** Start **

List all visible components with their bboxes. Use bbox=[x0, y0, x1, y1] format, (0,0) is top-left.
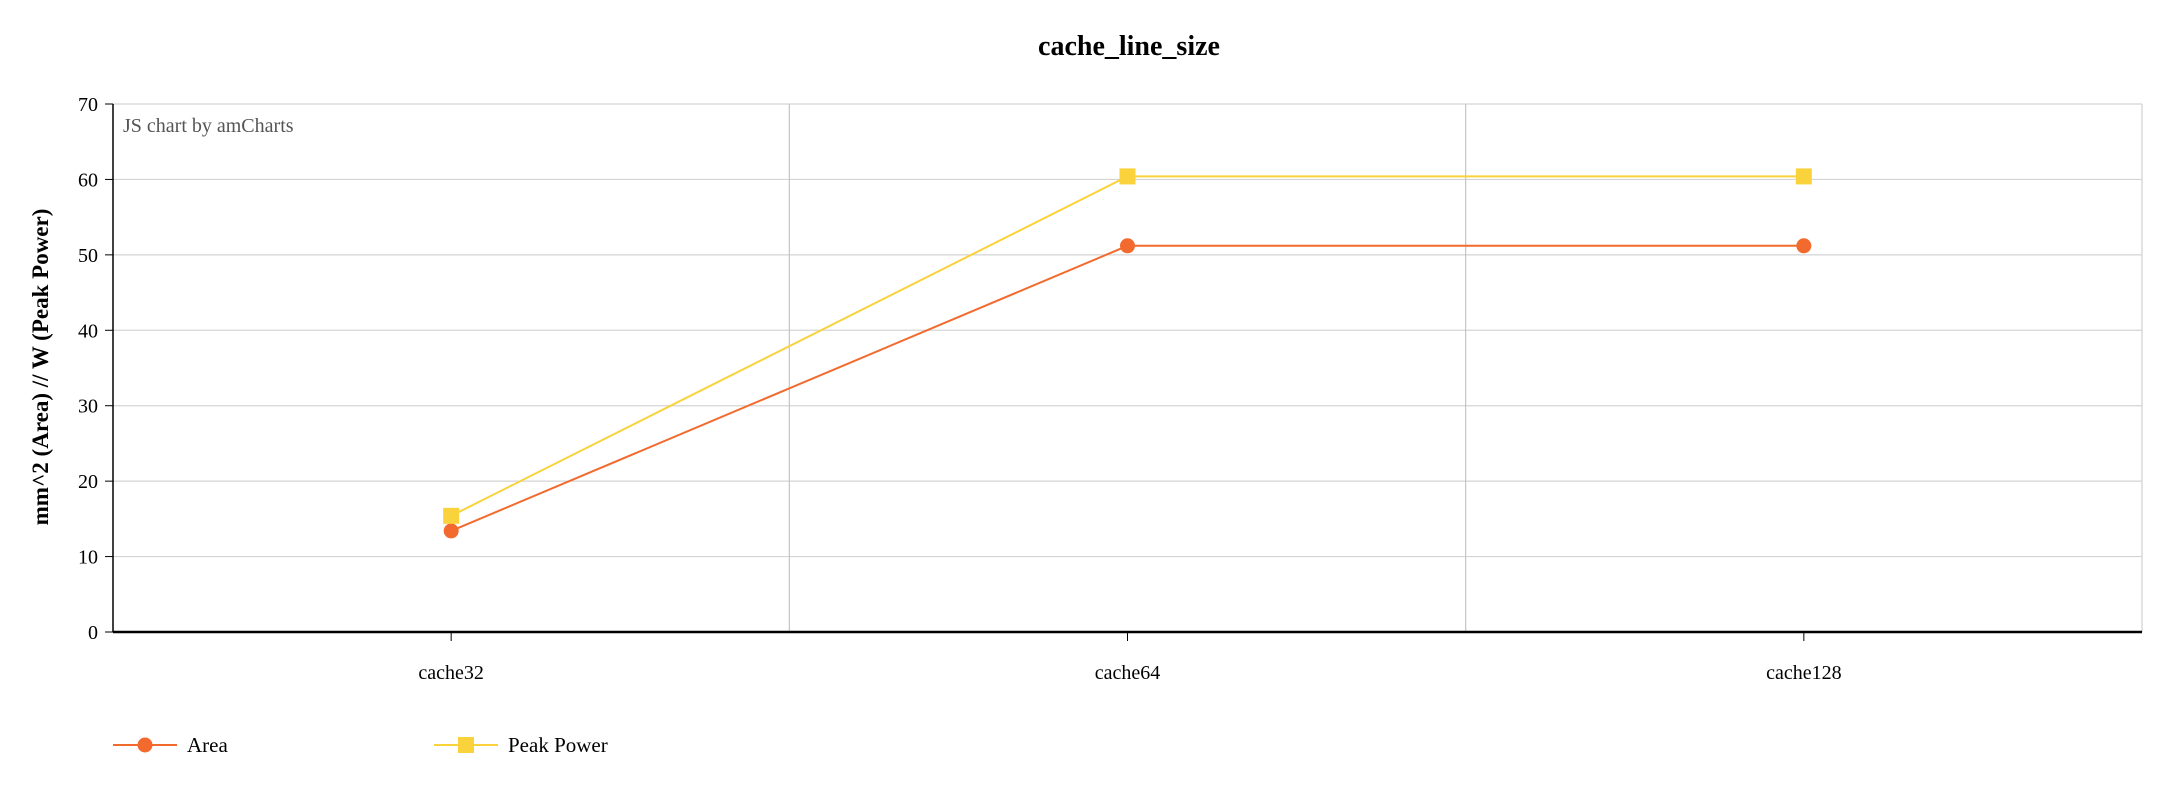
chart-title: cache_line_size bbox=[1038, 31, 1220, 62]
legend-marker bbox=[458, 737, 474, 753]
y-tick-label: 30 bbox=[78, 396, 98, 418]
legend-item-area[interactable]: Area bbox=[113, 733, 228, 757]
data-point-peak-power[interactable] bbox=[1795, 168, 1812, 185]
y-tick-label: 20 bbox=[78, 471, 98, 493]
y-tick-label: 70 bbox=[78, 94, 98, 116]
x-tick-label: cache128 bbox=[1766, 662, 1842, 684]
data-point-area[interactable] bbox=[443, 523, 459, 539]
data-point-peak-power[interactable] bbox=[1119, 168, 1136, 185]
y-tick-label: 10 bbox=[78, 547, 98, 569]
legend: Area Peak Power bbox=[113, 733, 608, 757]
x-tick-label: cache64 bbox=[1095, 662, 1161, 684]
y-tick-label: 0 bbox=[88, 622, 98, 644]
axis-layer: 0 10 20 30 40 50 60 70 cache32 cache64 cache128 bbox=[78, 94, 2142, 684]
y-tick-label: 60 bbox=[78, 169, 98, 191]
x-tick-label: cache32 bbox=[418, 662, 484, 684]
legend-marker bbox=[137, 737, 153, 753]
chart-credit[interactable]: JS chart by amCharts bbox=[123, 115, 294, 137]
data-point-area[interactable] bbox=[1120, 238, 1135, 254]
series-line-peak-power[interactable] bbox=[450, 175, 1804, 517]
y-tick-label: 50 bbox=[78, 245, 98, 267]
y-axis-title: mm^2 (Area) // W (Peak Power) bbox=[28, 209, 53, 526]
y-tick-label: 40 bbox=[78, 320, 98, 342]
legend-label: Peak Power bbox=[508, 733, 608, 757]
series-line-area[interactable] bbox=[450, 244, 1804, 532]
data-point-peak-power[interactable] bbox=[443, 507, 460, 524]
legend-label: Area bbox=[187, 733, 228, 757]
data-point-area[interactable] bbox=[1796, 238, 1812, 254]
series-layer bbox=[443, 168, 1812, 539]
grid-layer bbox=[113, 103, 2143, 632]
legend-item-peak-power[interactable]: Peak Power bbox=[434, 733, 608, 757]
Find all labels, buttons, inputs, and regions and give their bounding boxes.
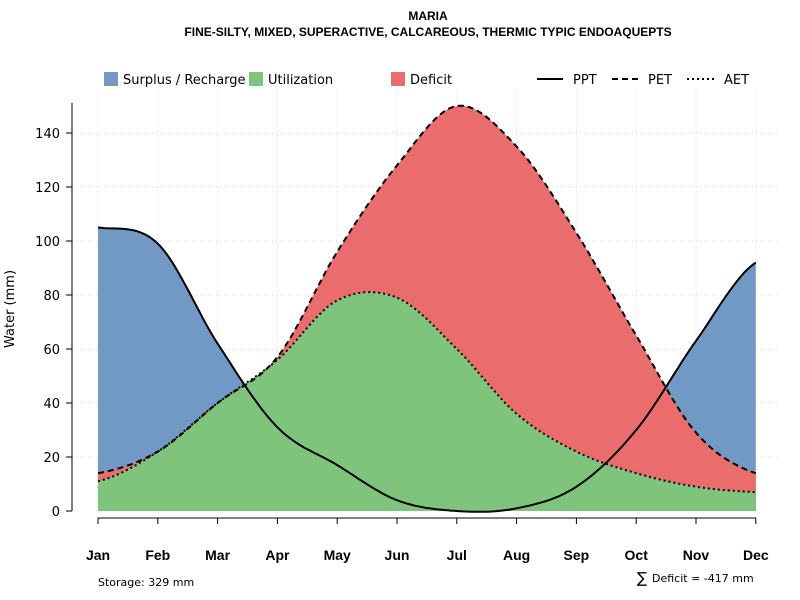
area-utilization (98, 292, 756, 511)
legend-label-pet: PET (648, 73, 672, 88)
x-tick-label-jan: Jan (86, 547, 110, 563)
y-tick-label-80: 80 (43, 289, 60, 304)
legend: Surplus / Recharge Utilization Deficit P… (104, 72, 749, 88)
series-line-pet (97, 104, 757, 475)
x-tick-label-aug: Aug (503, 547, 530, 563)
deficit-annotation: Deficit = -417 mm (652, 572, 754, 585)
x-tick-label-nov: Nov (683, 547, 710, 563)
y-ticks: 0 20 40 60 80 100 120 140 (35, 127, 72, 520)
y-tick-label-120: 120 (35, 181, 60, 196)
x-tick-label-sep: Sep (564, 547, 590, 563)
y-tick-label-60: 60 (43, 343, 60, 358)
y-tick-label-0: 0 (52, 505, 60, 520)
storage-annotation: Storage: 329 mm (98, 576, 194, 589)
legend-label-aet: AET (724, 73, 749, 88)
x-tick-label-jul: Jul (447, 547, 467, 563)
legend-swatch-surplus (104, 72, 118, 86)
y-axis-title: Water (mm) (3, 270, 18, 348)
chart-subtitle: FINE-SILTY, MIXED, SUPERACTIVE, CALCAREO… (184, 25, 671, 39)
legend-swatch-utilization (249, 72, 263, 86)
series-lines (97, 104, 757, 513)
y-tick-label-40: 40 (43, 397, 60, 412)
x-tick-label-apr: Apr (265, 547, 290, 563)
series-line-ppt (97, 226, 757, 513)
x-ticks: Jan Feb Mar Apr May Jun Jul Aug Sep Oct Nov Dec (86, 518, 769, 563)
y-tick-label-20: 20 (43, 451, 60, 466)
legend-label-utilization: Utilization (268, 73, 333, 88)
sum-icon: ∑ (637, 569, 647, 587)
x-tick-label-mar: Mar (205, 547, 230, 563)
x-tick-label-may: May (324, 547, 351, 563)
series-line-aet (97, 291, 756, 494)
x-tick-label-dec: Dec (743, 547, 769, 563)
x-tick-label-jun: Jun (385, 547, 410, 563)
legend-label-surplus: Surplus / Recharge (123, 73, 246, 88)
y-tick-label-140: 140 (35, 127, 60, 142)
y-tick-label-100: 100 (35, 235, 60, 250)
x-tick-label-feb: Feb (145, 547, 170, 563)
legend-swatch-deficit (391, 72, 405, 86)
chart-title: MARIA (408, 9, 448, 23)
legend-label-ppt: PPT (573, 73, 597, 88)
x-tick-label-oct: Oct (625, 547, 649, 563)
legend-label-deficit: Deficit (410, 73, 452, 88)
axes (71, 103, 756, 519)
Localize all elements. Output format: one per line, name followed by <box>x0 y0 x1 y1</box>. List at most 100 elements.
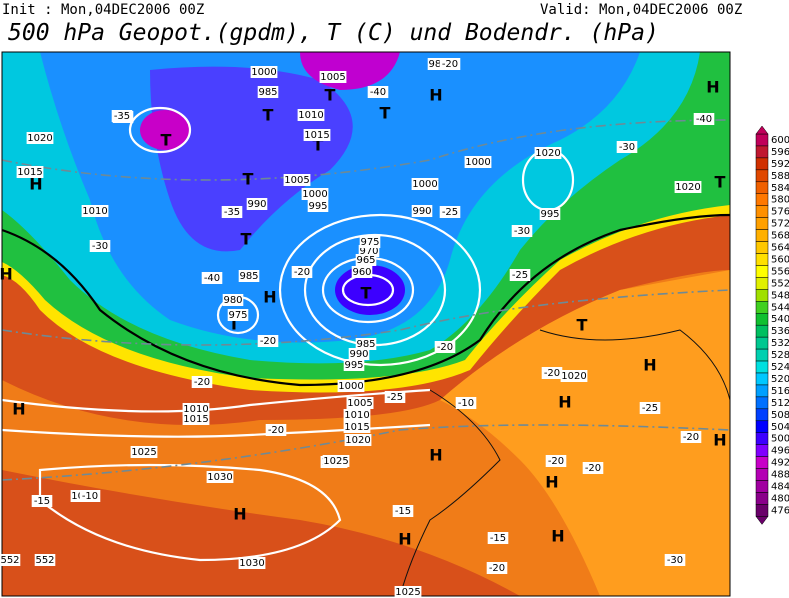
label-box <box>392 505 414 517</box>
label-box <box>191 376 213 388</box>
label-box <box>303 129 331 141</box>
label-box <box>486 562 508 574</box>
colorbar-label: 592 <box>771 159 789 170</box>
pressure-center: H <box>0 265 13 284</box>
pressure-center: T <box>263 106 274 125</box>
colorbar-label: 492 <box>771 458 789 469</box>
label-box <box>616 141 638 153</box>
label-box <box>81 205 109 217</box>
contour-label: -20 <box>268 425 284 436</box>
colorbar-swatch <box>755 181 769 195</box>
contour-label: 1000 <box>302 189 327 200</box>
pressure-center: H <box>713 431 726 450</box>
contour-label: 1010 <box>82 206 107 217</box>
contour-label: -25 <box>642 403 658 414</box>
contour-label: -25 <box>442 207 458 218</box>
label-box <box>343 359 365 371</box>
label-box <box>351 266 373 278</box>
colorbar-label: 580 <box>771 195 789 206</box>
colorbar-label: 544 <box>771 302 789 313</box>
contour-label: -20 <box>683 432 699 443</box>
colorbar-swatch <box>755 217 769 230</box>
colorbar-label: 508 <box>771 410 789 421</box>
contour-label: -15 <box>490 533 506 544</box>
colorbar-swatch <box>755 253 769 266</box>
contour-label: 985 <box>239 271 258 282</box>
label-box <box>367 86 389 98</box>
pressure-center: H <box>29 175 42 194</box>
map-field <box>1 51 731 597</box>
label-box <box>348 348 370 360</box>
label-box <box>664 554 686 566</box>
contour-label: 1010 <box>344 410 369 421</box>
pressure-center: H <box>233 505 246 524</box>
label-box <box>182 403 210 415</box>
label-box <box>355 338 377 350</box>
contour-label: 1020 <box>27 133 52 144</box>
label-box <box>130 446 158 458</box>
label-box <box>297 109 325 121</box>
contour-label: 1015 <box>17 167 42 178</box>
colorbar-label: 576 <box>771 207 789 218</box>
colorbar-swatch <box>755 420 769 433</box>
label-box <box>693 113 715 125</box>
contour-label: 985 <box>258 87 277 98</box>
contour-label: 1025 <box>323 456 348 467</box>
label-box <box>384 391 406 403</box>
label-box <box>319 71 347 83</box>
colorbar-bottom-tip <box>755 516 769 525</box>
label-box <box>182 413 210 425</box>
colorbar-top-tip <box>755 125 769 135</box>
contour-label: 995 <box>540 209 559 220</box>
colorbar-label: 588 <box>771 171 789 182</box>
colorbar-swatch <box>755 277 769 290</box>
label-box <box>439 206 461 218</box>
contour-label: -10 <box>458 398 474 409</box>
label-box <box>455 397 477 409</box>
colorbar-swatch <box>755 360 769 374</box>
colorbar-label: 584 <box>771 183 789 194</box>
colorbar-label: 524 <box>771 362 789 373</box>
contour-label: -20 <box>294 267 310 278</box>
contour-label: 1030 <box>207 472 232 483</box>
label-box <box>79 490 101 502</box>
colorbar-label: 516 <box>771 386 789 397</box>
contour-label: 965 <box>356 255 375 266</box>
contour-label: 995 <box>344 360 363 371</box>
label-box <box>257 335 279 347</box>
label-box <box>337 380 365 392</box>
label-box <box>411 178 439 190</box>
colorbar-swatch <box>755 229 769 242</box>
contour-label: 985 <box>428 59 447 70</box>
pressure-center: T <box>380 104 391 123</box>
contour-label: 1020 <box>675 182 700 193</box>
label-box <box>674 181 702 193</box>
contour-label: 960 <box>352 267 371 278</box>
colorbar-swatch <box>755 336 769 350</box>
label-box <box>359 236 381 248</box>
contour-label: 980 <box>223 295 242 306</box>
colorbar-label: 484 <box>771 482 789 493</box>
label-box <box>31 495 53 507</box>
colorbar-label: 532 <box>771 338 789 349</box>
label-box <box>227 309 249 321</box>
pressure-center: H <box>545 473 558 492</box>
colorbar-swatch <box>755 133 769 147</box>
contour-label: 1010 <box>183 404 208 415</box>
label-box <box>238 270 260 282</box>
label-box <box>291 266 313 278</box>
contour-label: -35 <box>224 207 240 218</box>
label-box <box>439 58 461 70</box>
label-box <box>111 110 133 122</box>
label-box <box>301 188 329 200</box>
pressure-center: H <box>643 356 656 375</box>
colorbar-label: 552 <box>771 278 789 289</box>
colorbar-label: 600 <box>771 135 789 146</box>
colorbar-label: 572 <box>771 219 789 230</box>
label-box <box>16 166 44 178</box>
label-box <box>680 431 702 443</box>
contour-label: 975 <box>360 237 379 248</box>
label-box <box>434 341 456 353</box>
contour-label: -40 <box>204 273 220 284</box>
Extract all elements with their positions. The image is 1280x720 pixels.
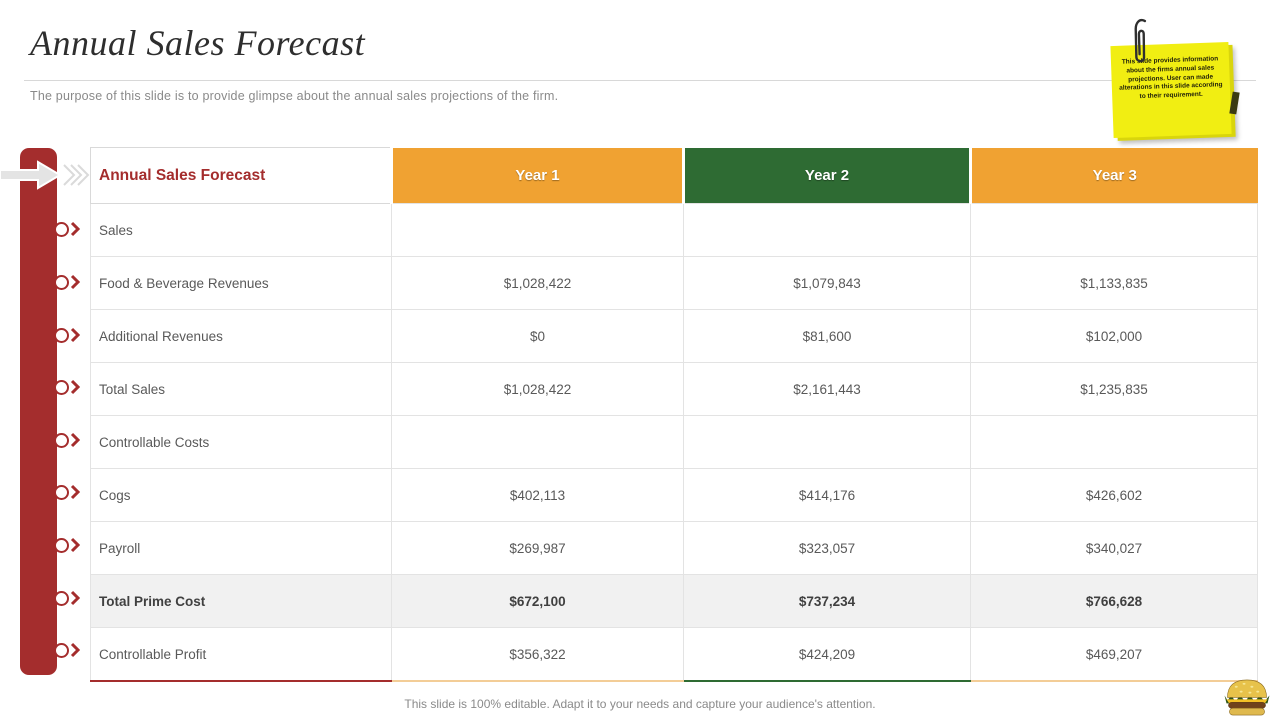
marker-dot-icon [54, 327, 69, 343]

** End **

• Task statement:
Copy out the lines of the material from the one containing "chart-title: cache_line_size bbox=[1038, 31, 1220, 62]" through the one containing "data-point-peak-power[interactable] bbox=[1119, 168, 1136, 185]", inclusive, reproducing each precisely.

• Result of this task:
chart-title: cache_line_size bbox=[1038, 31, 1220, 62]
legend-marker bbox=[458, 737, 474, 753]
y-tick-label: 30 bbox=[78, 396, 98, 418]
legend-item-area[interactable]: Area bbox=[113, 733, 228, 757]
data-point-peak-power[interactable] bbox=[1795, 168, 1812, 185]
y-tick-label: 20 bbox=[78, 471, 98, 493]
y-tick-label: 70 bbox=[78, 94, 98, 116]
x-tick-label: cache128 bbox=[1766, 662, 1842, 684]
data-point-area[interactable] bbox=[443, 523, 459, 539]
data-point-peak-power[interactable] bbox=[1119, 168, 1136, 185]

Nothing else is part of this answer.